• _OBJECTIVE_
Extract the listing in its entirety, keeping each line identical to the original.

==================================================

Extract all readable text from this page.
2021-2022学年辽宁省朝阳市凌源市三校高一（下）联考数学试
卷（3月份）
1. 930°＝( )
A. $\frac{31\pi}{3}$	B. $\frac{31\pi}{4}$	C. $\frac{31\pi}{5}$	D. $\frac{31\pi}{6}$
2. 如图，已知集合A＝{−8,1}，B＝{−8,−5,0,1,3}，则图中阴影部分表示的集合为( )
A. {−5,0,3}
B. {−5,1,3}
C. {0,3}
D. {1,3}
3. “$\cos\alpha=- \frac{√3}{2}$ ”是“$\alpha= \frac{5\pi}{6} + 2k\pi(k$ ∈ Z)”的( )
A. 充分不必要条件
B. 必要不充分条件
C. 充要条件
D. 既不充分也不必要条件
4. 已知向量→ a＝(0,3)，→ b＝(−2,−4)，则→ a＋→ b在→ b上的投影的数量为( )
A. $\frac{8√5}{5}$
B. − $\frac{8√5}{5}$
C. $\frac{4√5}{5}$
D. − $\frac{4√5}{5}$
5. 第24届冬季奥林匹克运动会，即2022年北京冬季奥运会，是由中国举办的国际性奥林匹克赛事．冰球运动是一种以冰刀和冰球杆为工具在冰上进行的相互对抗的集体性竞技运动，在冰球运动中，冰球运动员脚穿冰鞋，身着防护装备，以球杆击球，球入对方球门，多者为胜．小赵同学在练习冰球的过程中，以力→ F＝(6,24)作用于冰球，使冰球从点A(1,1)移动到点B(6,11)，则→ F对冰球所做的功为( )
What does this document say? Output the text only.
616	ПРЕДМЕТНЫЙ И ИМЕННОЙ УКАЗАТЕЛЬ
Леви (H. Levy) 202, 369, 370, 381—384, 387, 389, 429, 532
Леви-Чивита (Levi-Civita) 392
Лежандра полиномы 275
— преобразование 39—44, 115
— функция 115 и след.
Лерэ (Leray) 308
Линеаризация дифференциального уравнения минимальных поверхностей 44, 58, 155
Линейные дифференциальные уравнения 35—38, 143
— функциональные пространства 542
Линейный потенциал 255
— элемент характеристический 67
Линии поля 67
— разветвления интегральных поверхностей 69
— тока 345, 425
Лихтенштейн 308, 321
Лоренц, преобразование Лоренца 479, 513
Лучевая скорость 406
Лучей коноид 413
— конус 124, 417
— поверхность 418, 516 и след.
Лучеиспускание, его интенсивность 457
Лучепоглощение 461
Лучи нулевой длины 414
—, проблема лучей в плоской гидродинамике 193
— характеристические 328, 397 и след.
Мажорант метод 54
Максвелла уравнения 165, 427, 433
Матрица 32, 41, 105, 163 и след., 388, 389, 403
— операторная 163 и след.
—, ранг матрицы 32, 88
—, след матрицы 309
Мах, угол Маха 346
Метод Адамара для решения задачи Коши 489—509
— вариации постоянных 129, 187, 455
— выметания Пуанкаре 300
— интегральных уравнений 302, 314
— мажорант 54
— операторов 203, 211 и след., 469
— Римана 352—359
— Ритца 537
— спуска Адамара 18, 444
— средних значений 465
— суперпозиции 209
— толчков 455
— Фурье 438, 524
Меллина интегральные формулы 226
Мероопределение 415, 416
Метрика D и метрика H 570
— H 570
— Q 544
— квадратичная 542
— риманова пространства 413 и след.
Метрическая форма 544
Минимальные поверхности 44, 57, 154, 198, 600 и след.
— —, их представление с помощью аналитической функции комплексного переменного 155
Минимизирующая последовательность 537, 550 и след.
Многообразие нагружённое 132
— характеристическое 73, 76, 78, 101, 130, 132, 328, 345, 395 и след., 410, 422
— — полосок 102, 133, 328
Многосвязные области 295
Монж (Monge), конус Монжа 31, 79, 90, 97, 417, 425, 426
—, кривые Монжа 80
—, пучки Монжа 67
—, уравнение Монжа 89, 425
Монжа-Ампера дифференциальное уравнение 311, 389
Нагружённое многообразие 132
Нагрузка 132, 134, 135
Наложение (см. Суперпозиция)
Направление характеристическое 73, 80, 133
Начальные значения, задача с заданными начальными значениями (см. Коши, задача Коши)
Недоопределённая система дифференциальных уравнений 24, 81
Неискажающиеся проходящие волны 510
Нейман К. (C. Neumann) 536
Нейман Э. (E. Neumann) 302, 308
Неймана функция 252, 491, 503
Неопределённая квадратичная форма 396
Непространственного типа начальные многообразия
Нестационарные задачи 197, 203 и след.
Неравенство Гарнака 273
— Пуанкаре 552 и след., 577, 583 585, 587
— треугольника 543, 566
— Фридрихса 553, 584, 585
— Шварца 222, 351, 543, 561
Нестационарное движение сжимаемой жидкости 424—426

==================================================

• _OUTPUT FOR THIS TASK_
Extract all readable text from this page.
2021-2022学年辽宁省朝阳市凌源市三校高一（下）联考数学试
卷（3月份）
1. 930°＝( )
A. $\frac{31\pi}{3}$	B. $\frac{31\pi}{4}$	C. $\frac{31\pi}{5}$	D. $\frac{31\pi}{6}$
2. 如图，已知集合A＝{−8,1}，B＝{−8,−5,0,1,3}，则图中阴影部分表示的集合为( )
A. {−5,0,3}
B. {−5,1,3}
C. {0,3}
D. {1,3}
3. “$\cos\alpha=- \frac{√3}{2}$ ”是“$\alpha= \frac{5\pi}{6} + 2k\pi(k$ ∈ Z)”的( )
A. 充分不必要条件
B. 必要不充分条件
C. 充要条件
D. 既不充分也不必要条件
4. 已知向量→ a＝(0,3)，→ b＝(−2,−4)，则→ a＋→ b在→ b上的投影的数量为( )
A. $\frac{8√5}{5}$
B. − $\frac{8√5}{5}$
C. $\frac{4√5}{5}$
D. − $\frac{4√5}{5}$
5. 第24届冬季奥林匹克运动会，即2022年北京冬季奥运会，是由中国举办的国际性奥林匹克赛事．冰球运动是一种以冰刀和冰球杆为工具在冰上进行的相互对抗的集体性竞技运动，在冰球运动中，冰球运动员脚穿冰鞋，身着防护装备，以球杆击球，球入对方球门，多者为胜．小赵同学在练习冰球的过程中，以力→ F＝(6,24)作用于冰球，使冰球从点A(1,1)移动到点B(6,11)，则→ F对冰球所做的功为( )
What does this document say? Output the text only.
616	ПРЕДМЕТНЫЙ И ИМЕННОЙ УКАЗАТЕЛЬ
Леви (H. Levy) 202, 369, 370, 381—384, 387, 389, 429, 532
Леви-Чивита (Levi-Civita) 392
Лежандра полиномы 275
— преобразование 39—44, 115
— функция 115 и след.
Лерэ (Leray) 308
Линеаризация дифференциального уравнения минимальных поверхностей 44, 58, 155
Линейные дифференциальные уравнения 35—38, 143
— функциональные пространства 542
Линейный потенциал 255
— элемент характеристический 67
Линии поля 67
— разветвления интегральных поверхностей 69
— тока 345, 425
Лихтенштейн 308, 321
Лоренц, преобразование Лоренца 479, 513
Лучевая скорость 406
Лучей коноид 413
— конус 124, 417
— поверхность 418, 516 и след.
Лучеиспускание, его интенсивность 457
Лучепоглощение 461
Лучи нулевой длины 414
—, проблема лучей в плоской гидродинамике 193
— характеристические 328, 397 и след.
Мажорант метод 54
Максвелла уравнения 165, 427, 433
Матрица 32, 41, 105, 163 и след., 388, 389, 403
— операторная 163 и след.
—, ранг матрицы 32, 88
—, след матрицы 309
Мах, угол Маха 346
Метод Адамара для решения задачи Коши 489—509
— вариации постоянных 129, 187, 455
— выметания Пуанкаре 300
— интегральных уравнений 302, 314
— мажорант 54
— операторов 203, 211 и след., 469
— Римана 352—359
— Ритца 537
— спуска Адамара 18, 444
— средних значений 465
— суперпозиции 209
— толчков 455
— Фурье 438, 524
Меллина интегральные формулы 226
Мероопределение 415, 416
Метрика D и метрика H 570
— H 570
— Q 544
— квадратичная 542
— риманова пространства 413 и след.
Метрическая форма 544
Минимальные поверхности 44, 57, 154, 198, 600 и след.
— —, их представление с помощью аналитической функции комплексного переменного 155
Минимизирующая последовательность 537, 550 и след.
Многообразие нагружённое 132
— характеристическое 73, 76, 78, 101, 130, 132, 328, 345, 395 и след., 410, 422
— — полосок 102, 133, 328
Многосвязные области 295
Монж (Monge), конус Монжа 31, 79, 90, 97, 417, 425, 426
—, кривые Монжа 80
—, пучки Монжа 67
—, уравнение Монжа 89, 425
Монжа-Ампера дифференциальное уравнение 311, 389
Нагружённое многообразие 132
Нагрузка 132, 134, 135
Наложение (см. Суперпозиция)
Направление характеристическое 73, 80, 133
Начальные значения, задача с заданными начальными значениями (см. Коши, задача Коши)
Недоопределённая система дифференциальных уравнений 24, 81
Неискажающиеся проходящие волны 510
Нейман К. (C. Neumann) 536
Нейман Э. (E. Neumann) 302, 308
Неймана функция 252, 491, 503
Неопределённая квадратичная форма 396
Непространственного типа начальные многообразия
Нестационарные задачи 197, 203 и след.
Неравенство Гарнака 273
— Пуанкаре 552 и след., 577, 583 585, 587
— треугольника 543, 566
— Фридрихса 553, 584, 585
— Шварца 222, 351, 543, 561
Нестационарное движение сжимаемой жидкости 424—426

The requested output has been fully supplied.